Introduction:         

 

The Securities and Exchange Commission (the “SEC”) adopted Section 10D of the Securities Exchange Act of 1934, as amended (the “Exchange Act”), and Rule 10D-1 promulgated thereunder (“Rule 10D-1”) and, at the direction of the SEC, the Nasdaq Stock Market (“Nasdaq”) adopted Listing Rule 5608 (the “Listing Standards”, collectively with Section 10D of the Exchange Act and Rule 10D-1, the “Rule”), which set forth the requirements for recovery of erroneously awarded incentive-based compensation received by current and former executive officers of listed companies in the event of an accounting restatement.

 

Purpose of the Policy:

 

While Horizon Technology Finance Corporation (the “Company”) currently does not pay or otherwise award Incentive-Based Compensation to Covered Executives, the Company has adopted this Clawback Policy (this “Policy”) to comply with the Rule. The purpose of this Policy is to provide for the recovery of Incentive-Based Compensation erroneously received by Covered Executives in the event of accounting restatements due to material noncompliance with financial reporting requirements and to ensure the Company makes the disclosures required by the Rule.

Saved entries

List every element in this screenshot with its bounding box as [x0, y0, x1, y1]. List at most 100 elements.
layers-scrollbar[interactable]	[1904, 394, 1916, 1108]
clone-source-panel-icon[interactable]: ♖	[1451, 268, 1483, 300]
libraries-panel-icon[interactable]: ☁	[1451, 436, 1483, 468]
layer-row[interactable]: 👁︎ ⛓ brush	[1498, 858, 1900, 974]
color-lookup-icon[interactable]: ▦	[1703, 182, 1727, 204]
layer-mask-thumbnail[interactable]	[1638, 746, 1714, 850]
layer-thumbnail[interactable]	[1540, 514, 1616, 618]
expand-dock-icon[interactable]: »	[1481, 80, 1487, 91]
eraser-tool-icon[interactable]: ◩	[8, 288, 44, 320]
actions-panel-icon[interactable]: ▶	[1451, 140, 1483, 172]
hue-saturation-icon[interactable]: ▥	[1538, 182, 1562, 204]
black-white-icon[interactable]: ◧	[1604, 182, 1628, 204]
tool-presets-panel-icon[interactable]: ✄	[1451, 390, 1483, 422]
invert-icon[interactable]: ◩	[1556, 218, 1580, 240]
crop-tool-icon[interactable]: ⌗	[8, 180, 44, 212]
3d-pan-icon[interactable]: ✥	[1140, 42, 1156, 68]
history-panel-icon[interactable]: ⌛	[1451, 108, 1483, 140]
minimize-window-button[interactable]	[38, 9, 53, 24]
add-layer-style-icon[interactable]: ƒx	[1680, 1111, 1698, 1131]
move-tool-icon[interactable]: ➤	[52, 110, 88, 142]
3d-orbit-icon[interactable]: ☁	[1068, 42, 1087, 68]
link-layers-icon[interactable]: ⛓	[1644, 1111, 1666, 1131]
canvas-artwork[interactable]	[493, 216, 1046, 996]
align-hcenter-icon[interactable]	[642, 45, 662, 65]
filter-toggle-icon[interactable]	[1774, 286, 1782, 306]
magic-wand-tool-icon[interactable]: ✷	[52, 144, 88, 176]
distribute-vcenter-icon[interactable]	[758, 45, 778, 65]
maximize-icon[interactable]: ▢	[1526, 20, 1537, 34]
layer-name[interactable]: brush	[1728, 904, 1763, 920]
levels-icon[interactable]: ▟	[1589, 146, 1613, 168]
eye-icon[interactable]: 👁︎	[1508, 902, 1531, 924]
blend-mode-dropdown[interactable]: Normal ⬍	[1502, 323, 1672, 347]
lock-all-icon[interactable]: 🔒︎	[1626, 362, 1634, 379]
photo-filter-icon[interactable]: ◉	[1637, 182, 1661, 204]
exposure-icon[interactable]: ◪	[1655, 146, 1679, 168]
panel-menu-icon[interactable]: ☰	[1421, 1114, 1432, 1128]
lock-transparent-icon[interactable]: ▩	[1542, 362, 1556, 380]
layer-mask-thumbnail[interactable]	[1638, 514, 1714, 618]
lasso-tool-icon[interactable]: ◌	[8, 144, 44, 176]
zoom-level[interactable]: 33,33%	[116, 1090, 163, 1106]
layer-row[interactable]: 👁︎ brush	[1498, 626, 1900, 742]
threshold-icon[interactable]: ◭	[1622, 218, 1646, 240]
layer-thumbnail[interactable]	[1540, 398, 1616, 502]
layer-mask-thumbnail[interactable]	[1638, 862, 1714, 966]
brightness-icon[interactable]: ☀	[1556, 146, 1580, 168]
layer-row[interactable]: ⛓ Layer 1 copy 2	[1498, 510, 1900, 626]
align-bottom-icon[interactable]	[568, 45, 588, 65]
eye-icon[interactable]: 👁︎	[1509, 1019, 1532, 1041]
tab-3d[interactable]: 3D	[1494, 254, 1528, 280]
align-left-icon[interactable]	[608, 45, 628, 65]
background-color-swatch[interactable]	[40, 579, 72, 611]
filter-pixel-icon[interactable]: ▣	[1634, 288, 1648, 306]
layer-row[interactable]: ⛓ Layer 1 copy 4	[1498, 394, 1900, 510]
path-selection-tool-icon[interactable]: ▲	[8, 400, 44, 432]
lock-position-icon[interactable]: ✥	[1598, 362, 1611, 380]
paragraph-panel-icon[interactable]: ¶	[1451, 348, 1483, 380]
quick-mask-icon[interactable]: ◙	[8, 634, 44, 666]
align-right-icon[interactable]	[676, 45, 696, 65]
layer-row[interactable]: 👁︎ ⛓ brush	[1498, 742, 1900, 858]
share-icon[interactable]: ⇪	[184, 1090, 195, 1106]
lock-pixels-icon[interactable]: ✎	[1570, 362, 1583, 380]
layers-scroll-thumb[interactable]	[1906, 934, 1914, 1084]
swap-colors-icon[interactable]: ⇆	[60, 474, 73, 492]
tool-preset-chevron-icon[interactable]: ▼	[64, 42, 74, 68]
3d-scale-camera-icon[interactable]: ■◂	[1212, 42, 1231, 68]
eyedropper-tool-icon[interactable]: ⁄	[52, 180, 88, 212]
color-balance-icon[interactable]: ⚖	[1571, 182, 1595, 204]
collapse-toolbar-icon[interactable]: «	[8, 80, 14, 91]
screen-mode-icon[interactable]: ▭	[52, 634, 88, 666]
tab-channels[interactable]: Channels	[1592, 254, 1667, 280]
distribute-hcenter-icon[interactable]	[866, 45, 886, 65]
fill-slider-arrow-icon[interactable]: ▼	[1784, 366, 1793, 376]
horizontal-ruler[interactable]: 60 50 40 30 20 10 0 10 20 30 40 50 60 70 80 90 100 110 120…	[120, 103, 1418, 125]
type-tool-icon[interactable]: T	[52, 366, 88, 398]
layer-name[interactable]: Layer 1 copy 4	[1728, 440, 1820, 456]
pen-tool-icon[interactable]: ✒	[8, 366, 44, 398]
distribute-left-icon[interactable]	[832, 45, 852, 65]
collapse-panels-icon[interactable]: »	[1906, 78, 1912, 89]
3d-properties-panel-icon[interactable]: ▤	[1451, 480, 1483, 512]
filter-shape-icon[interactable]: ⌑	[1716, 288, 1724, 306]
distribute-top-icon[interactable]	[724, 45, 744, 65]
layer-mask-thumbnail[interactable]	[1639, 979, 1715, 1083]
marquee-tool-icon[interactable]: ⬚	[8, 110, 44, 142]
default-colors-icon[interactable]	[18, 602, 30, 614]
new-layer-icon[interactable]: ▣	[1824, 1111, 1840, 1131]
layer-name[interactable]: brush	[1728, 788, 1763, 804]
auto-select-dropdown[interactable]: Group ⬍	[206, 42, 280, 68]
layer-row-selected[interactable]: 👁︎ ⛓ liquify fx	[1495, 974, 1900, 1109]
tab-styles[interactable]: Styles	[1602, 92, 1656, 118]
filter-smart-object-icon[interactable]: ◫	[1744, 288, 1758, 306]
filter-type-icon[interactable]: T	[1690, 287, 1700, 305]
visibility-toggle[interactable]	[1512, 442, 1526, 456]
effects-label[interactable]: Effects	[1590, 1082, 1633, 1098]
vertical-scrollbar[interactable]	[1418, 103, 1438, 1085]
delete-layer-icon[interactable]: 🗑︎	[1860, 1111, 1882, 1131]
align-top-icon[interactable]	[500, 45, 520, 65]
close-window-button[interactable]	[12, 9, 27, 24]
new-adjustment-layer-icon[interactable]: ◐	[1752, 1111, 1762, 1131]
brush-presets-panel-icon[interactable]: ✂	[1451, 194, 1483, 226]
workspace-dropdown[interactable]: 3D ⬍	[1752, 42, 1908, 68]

• _Written problem_
In the clawback policy text, which listing rule did Nasdaq adopt at the direction of the SEC? The lines here have no connection to the clawback policy text.

• _Task answer_
Listing Rule 5608.